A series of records
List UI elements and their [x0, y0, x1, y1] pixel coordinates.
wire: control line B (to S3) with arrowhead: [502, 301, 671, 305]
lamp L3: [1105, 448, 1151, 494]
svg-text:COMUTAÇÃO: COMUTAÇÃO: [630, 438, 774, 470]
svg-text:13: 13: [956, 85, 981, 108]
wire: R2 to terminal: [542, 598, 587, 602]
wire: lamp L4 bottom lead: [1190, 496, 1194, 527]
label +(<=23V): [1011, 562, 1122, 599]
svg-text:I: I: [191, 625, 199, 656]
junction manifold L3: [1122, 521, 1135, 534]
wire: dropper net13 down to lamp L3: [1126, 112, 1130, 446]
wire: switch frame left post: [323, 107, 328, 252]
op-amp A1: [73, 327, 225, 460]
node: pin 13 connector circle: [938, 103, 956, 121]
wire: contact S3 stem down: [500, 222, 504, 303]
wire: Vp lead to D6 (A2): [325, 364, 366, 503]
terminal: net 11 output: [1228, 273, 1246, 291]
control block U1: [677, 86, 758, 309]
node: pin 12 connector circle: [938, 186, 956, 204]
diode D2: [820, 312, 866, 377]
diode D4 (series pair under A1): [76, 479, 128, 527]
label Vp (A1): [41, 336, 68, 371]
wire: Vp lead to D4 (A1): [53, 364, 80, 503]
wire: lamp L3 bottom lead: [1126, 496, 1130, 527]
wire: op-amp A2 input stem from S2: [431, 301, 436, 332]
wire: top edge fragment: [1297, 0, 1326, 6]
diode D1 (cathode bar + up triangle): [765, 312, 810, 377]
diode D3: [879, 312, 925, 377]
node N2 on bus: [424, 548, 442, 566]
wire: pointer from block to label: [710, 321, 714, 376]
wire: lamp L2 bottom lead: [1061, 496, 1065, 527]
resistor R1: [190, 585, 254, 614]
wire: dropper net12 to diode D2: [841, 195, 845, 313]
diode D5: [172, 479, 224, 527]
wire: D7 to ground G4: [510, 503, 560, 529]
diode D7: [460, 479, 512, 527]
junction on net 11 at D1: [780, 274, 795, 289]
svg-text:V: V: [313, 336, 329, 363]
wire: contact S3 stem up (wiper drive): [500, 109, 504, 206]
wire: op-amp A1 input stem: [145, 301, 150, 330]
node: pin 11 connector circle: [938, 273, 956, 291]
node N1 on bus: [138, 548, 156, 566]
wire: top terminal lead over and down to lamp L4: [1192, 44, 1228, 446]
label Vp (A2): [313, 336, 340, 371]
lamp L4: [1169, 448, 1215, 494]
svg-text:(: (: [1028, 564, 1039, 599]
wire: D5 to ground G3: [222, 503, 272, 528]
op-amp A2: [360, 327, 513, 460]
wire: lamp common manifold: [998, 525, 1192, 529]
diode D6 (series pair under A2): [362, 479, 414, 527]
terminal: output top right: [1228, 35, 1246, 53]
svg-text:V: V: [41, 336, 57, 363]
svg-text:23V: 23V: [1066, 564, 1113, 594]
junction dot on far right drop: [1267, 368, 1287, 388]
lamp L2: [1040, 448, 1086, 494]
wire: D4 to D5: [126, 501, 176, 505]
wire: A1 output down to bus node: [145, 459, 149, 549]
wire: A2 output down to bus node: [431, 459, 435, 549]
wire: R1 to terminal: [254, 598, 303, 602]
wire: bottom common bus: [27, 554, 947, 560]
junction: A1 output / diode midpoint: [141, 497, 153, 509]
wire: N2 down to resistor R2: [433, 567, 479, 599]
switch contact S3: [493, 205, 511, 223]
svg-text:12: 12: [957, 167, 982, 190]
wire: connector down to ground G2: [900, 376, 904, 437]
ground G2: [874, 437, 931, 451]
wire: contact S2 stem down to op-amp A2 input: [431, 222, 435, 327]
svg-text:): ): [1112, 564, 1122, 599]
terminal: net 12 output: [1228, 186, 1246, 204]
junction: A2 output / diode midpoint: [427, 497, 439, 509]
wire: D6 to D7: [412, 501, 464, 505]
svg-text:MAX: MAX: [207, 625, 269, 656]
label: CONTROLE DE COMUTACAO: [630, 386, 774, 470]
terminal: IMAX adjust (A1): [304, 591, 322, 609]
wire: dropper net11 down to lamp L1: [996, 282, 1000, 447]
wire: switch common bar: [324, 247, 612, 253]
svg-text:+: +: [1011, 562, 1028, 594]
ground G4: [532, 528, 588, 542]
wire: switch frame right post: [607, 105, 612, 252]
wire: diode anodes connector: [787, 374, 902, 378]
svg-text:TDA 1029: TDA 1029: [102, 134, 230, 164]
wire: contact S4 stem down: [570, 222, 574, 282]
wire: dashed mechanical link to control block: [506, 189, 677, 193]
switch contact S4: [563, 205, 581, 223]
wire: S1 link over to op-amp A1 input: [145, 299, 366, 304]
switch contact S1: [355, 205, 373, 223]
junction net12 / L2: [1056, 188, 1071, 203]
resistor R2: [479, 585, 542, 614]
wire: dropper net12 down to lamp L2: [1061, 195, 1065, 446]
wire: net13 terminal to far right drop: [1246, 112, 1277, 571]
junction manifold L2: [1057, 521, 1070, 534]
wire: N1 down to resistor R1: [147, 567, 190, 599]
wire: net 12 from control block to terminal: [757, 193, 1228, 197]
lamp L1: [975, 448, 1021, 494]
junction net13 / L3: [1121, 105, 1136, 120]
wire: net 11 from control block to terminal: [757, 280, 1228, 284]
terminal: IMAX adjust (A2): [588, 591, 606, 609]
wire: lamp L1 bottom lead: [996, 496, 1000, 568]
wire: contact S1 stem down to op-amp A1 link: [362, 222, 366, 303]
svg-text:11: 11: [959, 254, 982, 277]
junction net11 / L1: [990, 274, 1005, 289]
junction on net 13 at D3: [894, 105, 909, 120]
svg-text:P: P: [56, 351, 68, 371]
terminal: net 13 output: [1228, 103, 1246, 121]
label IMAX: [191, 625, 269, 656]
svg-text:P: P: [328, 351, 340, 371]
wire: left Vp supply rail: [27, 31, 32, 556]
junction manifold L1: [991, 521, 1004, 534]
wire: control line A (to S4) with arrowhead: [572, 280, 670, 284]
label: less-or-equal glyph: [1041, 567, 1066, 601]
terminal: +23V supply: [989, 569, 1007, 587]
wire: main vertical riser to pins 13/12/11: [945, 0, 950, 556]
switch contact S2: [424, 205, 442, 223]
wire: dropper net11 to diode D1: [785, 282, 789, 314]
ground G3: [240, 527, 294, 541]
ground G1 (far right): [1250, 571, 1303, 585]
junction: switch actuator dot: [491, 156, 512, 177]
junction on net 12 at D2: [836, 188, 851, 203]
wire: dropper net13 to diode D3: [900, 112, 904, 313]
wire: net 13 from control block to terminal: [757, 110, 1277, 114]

Task prompt
Rewrite the listing from its first line through the line containing "wire: lamp L4", changing "arrowhead" to "arrow tip" and keeping everything else the same. Include only those lines.

Complete answer
List UI elements and their [x0, y0, x1, y1] pixel coordinates.
wire: control line B (to S3) with arrow tip: [502, 301, 671, 305]
lamp L3: [1105, 448, 1151, 494]
svg-text:COMUTAÇÃO: COMUTAÇÃO: [630, 438, 774, 470]
svg-text:13: 13: [956, 85, 981, 108]
wire: R2 to terminal: [542, 598, 587, 602]
wire: lamp L4 bottom lead: [1190, 496, 1194, 527]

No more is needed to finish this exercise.